* [Work required] Print verbatim every line starting at the one that contains "What text is on this page?" and ending at the final line of the records; include both endpoints.

───── Data listing ─────

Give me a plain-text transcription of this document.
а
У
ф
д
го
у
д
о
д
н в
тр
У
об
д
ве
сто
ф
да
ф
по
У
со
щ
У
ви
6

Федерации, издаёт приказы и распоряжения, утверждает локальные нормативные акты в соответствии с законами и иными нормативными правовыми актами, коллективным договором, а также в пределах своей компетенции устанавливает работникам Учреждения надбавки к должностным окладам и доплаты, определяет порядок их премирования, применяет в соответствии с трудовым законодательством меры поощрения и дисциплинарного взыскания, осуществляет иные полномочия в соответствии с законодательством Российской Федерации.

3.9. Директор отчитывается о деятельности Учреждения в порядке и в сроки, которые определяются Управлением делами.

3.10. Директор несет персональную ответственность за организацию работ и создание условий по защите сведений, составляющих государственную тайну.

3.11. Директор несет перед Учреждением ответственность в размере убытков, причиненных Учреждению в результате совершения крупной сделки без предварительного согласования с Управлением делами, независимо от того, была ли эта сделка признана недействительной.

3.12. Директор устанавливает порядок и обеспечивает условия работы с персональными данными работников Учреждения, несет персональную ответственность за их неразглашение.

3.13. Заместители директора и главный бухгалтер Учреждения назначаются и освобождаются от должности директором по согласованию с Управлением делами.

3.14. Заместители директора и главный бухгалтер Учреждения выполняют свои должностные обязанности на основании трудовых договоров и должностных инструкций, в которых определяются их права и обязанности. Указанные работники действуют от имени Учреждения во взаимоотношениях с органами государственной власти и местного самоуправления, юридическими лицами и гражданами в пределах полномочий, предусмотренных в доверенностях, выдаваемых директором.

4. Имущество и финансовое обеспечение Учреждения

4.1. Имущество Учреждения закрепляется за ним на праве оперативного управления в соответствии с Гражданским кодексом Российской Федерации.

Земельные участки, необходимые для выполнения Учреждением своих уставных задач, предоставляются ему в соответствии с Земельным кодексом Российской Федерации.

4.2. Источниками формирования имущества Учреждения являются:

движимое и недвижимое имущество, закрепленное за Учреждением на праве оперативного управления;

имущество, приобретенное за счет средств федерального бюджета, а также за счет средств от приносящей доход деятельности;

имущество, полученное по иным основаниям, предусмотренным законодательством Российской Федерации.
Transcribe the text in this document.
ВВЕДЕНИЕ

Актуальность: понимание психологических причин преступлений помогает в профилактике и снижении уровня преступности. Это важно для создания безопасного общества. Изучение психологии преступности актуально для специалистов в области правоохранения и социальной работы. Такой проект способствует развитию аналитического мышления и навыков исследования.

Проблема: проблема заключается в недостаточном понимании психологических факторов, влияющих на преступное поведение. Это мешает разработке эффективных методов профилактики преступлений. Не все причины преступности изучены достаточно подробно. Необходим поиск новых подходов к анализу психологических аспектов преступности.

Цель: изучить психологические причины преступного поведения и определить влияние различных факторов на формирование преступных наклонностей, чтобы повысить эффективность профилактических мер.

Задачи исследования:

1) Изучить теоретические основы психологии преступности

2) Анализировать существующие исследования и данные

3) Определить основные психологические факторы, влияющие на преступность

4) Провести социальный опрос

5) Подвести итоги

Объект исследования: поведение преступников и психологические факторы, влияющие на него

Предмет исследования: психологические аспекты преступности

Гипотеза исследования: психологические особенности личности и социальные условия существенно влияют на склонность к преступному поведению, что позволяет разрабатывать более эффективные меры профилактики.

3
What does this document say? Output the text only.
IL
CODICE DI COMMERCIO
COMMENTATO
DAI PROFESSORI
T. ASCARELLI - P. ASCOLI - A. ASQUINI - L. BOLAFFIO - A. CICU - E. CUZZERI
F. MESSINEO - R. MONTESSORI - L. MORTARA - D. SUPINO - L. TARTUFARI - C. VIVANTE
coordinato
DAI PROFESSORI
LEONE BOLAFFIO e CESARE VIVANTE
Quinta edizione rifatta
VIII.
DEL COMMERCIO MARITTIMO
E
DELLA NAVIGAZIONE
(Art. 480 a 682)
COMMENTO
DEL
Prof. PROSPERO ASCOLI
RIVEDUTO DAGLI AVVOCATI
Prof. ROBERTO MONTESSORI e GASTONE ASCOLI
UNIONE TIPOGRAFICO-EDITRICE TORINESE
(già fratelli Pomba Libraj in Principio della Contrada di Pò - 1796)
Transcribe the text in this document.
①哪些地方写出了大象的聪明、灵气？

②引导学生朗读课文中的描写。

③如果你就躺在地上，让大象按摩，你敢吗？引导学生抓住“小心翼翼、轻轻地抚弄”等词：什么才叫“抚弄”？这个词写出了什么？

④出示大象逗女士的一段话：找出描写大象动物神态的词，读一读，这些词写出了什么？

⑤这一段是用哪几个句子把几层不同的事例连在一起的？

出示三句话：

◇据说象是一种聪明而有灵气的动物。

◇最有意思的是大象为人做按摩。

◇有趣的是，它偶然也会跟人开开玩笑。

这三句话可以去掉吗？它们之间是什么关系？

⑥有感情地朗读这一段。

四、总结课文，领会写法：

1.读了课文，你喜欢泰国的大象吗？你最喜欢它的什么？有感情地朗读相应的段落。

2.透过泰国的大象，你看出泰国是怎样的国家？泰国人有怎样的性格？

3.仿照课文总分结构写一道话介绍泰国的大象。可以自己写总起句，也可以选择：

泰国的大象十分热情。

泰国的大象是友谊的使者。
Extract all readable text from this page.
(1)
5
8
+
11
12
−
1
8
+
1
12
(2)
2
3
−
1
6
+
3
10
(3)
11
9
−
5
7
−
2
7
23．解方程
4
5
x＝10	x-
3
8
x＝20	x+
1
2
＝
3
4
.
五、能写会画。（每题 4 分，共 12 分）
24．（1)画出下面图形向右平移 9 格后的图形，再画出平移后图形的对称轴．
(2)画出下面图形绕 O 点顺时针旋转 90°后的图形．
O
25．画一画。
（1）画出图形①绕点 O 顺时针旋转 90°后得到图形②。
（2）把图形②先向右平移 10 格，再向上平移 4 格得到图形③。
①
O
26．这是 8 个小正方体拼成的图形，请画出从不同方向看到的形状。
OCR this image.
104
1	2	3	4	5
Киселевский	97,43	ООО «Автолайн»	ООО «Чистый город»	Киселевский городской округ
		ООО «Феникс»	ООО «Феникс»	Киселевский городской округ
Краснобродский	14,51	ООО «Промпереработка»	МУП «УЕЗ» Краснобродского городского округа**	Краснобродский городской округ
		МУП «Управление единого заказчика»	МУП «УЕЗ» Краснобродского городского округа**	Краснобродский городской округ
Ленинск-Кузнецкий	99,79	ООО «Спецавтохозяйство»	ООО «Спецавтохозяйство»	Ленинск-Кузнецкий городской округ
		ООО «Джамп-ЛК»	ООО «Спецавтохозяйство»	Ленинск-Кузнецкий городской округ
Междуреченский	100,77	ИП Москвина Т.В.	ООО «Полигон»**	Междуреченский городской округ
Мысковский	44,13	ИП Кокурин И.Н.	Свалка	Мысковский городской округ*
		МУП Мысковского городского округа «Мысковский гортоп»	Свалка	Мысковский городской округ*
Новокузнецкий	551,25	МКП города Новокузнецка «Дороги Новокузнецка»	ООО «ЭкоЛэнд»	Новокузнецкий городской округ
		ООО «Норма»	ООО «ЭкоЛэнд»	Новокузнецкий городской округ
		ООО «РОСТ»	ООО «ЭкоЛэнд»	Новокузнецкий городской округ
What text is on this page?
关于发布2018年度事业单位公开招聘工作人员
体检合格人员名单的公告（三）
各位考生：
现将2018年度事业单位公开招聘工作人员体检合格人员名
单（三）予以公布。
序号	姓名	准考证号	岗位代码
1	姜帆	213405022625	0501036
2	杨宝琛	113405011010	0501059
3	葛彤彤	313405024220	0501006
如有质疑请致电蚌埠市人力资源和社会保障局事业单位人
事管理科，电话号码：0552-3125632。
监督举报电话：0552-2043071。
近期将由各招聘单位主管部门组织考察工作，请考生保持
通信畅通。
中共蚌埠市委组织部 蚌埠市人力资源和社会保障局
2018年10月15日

─────

* [Written response]
What text is on this page?
关于发布2018年度事业单位公开招聘工作人员
体检合格人员名单的公告（三）
各位考生：
现将2018年度事业单位公开招聘工作人员体检合格人员名
单（三）予以公布。
序号	姓名	准考证号	岗位代码
1	姜帆	213405022625	0501036
2	杨宝琛	113405011010	0501059
3	葛彤彤	313405024220	0501006
如有质疑请致电蚌埠市人力资源和社会保障局事业单位人
事管理科，电话号码：0552-3125632。
监督举报电话：0552-2043071。
近期将由各招聘单位主管部门组织考察工作，请考生保持
通信畅通。
中共蚌埠市委组织部 蚌埠市人力资源和社会保障局
2018年10月15日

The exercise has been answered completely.